Written exercise
From the entries below, pull out each line where "Granite" appears.

____

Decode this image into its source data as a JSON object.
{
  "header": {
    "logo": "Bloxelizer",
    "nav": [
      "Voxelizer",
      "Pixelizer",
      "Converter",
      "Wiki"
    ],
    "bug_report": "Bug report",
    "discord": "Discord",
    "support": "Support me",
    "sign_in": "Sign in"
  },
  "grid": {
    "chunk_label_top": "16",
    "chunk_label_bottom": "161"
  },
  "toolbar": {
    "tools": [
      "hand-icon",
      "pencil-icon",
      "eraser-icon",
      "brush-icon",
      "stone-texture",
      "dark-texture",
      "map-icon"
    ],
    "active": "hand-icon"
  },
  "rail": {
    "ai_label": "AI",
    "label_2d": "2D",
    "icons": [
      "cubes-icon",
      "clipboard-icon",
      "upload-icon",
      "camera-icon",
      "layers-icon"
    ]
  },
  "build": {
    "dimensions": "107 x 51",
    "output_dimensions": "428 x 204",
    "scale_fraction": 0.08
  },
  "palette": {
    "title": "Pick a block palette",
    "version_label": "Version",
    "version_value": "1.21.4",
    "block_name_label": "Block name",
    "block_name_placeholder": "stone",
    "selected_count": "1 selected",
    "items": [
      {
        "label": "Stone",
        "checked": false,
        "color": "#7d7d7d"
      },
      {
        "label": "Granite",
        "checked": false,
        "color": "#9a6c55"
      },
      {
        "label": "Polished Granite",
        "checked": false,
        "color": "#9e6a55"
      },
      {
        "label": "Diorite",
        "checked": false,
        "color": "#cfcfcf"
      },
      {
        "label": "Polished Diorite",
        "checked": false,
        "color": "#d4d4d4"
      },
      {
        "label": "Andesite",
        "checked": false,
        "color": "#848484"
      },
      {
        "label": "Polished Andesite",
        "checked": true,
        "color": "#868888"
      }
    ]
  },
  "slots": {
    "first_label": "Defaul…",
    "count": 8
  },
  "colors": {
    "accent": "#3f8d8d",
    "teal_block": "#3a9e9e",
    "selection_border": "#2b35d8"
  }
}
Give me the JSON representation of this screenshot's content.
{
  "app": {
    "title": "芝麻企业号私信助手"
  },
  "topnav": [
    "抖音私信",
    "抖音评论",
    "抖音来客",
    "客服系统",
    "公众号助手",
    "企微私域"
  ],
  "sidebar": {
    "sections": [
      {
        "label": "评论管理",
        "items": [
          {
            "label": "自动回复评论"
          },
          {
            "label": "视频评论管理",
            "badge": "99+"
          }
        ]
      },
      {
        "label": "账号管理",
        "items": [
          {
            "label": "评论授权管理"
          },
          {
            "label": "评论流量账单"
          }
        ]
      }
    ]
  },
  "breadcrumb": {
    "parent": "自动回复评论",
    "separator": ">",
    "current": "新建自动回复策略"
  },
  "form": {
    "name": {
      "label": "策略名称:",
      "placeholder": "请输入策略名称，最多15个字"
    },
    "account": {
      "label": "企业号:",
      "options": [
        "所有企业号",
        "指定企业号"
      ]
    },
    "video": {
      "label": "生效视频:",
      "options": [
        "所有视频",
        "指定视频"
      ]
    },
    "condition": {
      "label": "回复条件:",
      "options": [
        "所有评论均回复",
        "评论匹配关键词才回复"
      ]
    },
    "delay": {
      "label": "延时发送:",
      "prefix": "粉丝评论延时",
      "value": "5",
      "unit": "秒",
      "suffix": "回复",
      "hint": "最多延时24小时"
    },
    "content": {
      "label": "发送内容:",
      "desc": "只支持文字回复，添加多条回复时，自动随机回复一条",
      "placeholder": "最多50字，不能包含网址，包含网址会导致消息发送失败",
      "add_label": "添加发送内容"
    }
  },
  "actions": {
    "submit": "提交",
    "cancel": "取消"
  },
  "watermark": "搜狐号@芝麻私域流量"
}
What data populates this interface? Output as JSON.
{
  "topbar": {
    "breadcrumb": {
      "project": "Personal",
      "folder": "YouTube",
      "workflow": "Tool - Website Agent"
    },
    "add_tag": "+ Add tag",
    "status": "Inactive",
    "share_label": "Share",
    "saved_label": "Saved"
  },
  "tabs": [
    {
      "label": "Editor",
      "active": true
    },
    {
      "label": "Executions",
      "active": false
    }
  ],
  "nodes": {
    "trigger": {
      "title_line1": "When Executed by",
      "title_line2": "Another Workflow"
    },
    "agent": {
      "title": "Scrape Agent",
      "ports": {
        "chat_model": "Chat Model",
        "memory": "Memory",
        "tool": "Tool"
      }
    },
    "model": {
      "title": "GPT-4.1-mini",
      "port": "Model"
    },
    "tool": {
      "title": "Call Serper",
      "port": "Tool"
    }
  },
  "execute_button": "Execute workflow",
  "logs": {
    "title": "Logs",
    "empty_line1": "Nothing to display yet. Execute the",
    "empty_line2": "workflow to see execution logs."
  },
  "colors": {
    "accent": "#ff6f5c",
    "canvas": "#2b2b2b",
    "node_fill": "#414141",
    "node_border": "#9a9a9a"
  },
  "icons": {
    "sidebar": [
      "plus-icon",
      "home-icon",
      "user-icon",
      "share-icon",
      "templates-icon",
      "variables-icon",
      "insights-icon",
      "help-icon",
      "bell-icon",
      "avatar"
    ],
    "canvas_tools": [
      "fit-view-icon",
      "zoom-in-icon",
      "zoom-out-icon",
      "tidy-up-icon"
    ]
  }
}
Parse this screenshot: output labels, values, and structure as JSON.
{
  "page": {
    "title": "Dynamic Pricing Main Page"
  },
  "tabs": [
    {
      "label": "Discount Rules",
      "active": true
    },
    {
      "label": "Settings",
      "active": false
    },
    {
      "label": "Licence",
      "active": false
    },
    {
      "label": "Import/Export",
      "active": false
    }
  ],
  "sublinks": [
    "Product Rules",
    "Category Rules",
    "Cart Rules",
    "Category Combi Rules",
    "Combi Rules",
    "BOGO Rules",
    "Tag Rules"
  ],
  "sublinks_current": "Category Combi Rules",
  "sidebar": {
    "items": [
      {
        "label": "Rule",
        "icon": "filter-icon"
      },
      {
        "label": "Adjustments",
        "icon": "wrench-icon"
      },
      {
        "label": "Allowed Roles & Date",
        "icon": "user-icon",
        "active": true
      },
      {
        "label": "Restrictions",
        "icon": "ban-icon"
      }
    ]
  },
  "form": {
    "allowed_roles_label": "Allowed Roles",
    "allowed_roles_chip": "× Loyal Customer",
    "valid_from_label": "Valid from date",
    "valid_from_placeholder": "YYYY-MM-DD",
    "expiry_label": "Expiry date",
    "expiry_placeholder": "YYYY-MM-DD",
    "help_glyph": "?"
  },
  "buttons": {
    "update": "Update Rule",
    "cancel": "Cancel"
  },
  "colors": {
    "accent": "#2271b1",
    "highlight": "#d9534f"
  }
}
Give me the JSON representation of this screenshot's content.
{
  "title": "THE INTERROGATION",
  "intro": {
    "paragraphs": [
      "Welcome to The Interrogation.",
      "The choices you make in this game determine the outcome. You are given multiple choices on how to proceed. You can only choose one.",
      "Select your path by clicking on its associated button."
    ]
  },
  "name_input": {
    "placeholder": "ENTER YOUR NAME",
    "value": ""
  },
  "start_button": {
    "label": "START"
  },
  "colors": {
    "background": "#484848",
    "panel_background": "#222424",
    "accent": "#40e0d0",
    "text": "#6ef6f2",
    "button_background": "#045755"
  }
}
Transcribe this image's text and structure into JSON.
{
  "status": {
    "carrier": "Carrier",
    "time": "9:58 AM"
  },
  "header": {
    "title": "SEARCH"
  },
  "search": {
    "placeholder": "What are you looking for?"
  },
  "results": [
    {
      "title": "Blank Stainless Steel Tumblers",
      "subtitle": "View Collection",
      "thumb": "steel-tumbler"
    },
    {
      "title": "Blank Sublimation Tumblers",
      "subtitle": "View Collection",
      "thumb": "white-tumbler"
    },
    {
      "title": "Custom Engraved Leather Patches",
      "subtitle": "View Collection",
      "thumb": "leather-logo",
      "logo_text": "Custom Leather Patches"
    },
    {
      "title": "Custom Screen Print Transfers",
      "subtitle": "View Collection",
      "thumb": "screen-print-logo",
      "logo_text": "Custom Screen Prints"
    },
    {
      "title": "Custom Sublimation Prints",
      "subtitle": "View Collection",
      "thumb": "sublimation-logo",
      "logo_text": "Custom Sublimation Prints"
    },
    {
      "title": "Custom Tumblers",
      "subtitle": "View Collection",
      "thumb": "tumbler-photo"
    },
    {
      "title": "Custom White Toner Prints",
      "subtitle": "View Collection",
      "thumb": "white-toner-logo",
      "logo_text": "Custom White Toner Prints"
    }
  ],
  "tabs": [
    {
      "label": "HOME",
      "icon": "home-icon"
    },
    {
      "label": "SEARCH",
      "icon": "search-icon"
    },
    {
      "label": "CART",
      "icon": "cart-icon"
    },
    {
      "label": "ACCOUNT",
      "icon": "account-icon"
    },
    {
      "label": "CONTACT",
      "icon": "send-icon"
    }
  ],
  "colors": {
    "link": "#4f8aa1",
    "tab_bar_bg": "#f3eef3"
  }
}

____

Exercise output
        "label": "Granite",
        "label": "Polished Granite",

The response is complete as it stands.